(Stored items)
>> begin

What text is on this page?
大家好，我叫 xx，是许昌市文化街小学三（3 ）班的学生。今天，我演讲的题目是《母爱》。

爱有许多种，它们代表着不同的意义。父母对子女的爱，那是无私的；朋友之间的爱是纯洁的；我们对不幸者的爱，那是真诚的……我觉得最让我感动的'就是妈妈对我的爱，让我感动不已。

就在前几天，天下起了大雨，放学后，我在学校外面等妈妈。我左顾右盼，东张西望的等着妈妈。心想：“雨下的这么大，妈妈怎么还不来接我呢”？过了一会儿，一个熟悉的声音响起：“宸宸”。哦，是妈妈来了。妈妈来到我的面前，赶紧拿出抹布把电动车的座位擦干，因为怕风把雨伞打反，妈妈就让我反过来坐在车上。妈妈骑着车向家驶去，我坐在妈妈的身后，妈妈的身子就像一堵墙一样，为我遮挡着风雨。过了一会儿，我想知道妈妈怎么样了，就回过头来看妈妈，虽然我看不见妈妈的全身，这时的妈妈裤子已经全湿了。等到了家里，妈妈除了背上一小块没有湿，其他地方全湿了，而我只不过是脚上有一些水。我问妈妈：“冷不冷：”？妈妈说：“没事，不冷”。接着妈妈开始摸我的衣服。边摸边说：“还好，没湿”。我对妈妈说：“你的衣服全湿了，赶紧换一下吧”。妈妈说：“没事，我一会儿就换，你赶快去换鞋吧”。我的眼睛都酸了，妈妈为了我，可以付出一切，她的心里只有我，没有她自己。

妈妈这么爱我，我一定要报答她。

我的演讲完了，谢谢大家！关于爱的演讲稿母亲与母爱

>> end

# STATED PROBLEM
Please set down each line of the records exactly as given.

# RIGHT ANSWER
What text is on this page?
大家好，我叫 xx，是许昌市文化街小学三（3 ）班的学生。今天，我演讲的题目是《母爱》。

爱有许多种，它们代表着不同的意义。父母对子女的爱，那是无私的；朋友之间的爱是纯洁的；我们对不幸者的爱，那是真诚的……我觉得最让我感动的'就是妈妈对我的爱，让我感动不已。

就在前几天，天下起了大雨，放学后，我在学校外面等妈妈。我左顾右盼，东张西望的等着妈妈。心想：“雨下的这么大，妈妈怎么还不来接我呢”？过了一会儿，一个熟悉的声音响起：“宸宸”。哦，是妈妈来了。妈妈来到我的面前，赶紧拿出抹布把电动车的座位擦干，因为怕风把雨伞打反，妈妈就让我反过来坐在车上。妈妈骑着车向家驶去，我坐在妈妈的身后，妈妈的身子就像一堵墙一样，为我遮挡着风雨。过了一会儿，我想知道妈妈怎么样了，就回过头来看妈妈，虽然我看不见妈妈的全身，这时的妈妈裤子已经全湿了。等到了家里，妈妈除了背上一小块没有湿，其他地方全湿了，而我只不过是脚上有一些水。我问妈妈：“冷不冷：”？妈妈说：“没事，不冷”。接着妈妈开始摸我的衣服。边摸边说：“还好，没湿”。我对妈妈说：“你的衣服全湿了，赶紧换一下吧”。妈妈说：“没事，我一会儿就换，你赶快去换鞋吧”。我的眼睛都酸了，妈妈为了我，可以付出一切，她的心里只有我，没有她自己。

妈妈这么爱我，我一定要报答她。

我的演讲完了，谢谢大家！关于爱的演讲稿母亲与母爱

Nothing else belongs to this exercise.